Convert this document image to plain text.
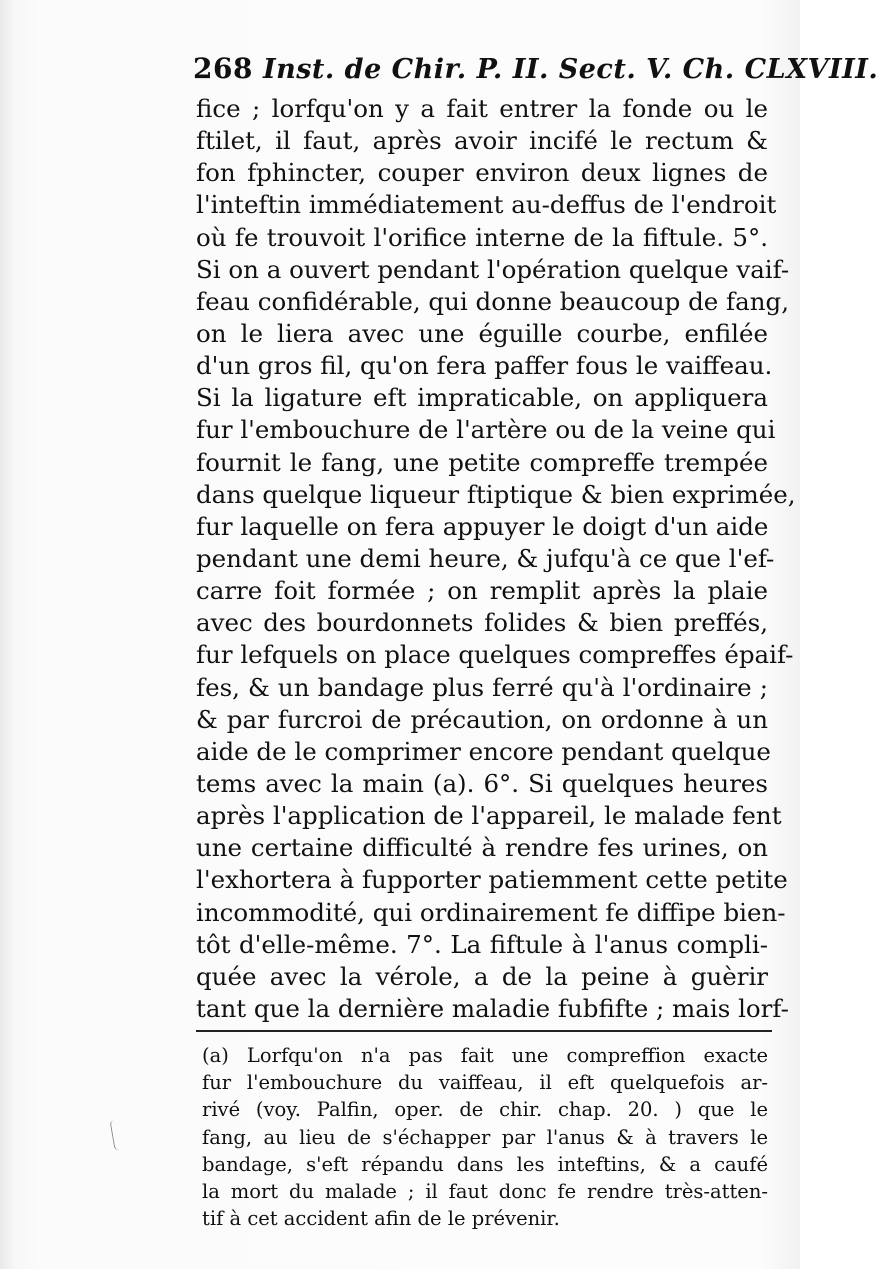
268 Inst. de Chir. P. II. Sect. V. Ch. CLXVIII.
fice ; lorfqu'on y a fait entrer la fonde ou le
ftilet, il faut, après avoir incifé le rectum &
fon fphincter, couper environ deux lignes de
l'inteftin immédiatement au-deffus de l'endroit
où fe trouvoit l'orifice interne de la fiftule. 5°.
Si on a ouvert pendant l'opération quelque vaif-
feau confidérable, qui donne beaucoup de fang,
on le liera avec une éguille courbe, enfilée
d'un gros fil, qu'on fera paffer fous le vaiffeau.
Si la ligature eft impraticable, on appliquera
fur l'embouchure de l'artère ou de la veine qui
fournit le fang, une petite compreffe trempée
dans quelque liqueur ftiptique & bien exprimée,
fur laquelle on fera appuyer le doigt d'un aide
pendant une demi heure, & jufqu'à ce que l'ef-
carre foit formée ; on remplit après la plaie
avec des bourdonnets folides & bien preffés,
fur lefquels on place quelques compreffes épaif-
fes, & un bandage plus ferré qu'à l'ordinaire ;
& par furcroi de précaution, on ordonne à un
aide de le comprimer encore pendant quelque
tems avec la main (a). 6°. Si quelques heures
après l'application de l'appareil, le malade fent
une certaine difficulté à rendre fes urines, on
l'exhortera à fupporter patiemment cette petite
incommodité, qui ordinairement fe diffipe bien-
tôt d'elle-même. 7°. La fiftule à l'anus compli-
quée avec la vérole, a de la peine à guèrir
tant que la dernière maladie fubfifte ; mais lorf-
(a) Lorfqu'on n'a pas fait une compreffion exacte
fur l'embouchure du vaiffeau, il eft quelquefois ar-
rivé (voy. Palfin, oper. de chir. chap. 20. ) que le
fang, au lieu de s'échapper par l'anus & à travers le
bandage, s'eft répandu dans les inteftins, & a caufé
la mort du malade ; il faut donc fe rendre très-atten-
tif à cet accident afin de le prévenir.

++++++

Check each line of the records above for the string "bandage", and report every line that has it.

## Solution to this task
fes, & un bandage plus ferré qu'à l'ordinaire ;
bandage, s'eft répandu dans les inteftins, & a caufé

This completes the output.